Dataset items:
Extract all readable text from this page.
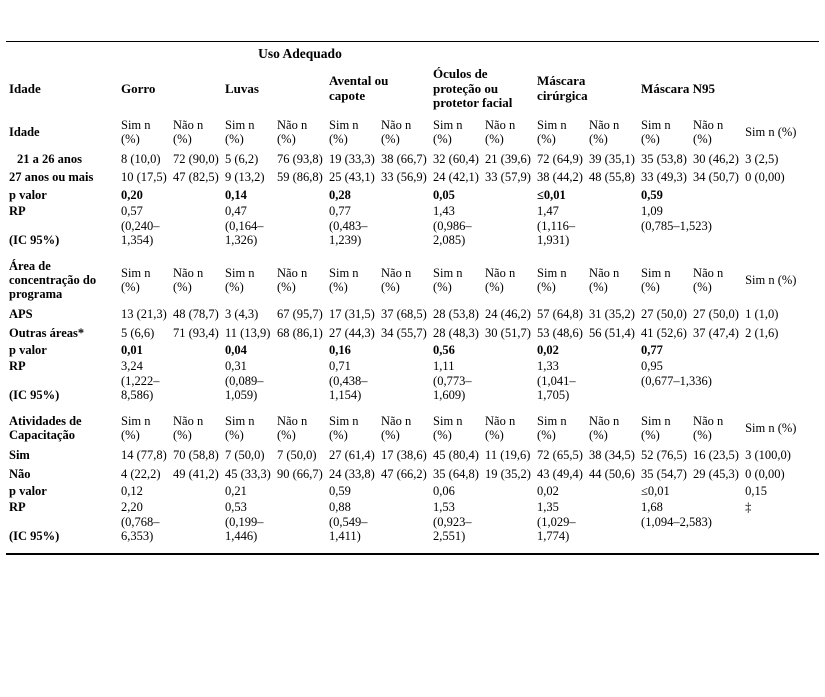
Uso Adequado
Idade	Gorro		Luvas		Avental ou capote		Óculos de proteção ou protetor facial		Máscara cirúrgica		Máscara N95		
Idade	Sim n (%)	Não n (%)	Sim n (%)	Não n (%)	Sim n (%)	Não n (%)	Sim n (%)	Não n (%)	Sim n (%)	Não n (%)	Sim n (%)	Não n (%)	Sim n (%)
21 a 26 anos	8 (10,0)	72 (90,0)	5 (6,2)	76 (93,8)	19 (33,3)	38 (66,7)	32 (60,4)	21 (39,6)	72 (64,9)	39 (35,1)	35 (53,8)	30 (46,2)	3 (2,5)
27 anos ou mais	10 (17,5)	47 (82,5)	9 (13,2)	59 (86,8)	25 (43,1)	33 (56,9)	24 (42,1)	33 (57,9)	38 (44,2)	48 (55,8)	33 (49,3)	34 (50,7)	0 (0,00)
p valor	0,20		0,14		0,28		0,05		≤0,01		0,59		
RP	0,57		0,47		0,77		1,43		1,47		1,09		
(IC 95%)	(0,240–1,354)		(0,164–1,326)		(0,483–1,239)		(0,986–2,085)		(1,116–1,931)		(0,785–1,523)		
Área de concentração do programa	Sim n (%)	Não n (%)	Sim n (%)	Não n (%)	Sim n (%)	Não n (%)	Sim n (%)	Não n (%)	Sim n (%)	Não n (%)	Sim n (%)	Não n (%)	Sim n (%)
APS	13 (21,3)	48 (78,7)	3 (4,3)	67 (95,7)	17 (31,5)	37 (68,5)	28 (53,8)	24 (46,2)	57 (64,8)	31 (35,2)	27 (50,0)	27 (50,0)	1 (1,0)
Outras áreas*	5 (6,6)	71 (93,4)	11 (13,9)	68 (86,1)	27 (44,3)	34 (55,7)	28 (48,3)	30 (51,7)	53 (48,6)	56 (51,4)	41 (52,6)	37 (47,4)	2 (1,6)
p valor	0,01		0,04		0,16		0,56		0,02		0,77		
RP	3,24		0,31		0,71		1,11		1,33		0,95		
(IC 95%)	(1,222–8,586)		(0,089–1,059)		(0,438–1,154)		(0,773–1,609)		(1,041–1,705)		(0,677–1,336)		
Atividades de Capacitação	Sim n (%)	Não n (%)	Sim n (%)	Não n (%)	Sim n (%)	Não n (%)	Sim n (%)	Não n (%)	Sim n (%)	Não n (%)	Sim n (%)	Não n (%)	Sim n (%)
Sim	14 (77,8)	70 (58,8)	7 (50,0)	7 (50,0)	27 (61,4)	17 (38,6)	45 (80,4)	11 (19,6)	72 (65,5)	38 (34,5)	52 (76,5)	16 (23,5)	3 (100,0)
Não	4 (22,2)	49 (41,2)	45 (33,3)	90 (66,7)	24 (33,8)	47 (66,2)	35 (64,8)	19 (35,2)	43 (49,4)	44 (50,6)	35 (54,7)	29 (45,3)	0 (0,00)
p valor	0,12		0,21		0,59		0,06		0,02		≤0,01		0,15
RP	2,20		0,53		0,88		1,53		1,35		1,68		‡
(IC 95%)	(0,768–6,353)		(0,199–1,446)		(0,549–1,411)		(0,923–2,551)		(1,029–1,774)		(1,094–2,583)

* * *

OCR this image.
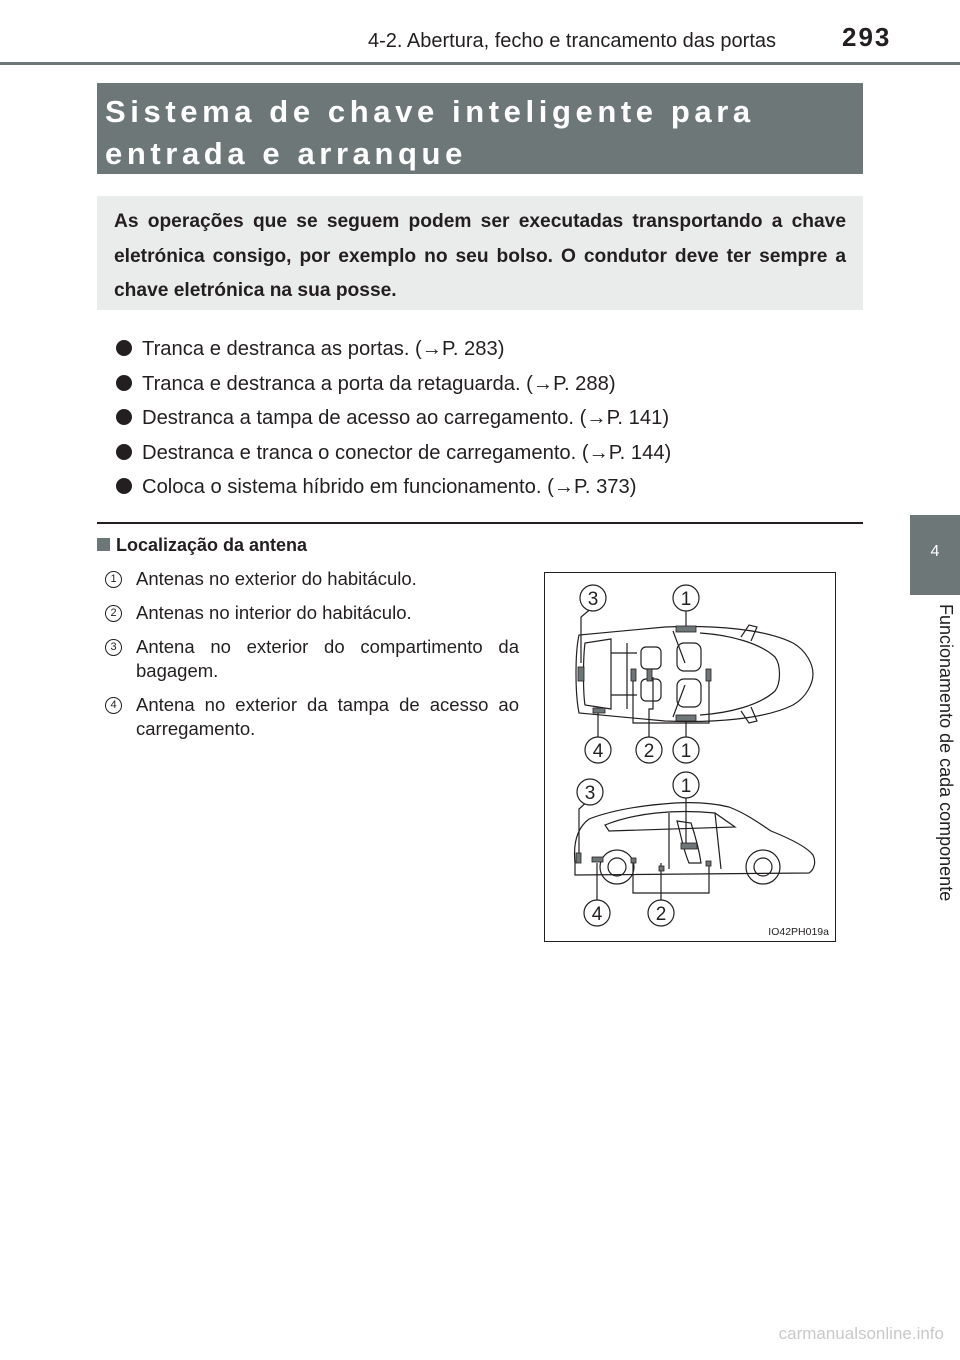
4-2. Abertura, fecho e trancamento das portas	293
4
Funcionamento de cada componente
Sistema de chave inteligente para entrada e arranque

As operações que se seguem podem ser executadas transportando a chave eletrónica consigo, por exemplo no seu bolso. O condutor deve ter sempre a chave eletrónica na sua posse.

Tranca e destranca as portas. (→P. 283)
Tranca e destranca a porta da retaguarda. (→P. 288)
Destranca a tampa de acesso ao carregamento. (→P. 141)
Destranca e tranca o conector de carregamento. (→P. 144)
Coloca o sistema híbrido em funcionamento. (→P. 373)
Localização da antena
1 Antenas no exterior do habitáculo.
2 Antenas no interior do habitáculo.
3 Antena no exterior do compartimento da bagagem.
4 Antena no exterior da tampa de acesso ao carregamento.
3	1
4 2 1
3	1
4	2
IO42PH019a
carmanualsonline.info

GIVEN TASK.
Lines from the records above that hold "chave" are the ones to list.

RESPONSE.
Sistema de chave inteligente para entrada e arranque
As operações que se seguem podem ser executadas transportando a chave eletrónica consigo, por exemplo no seu bolso. O condutor deve ter sempre a chave eletrónica na sua posse.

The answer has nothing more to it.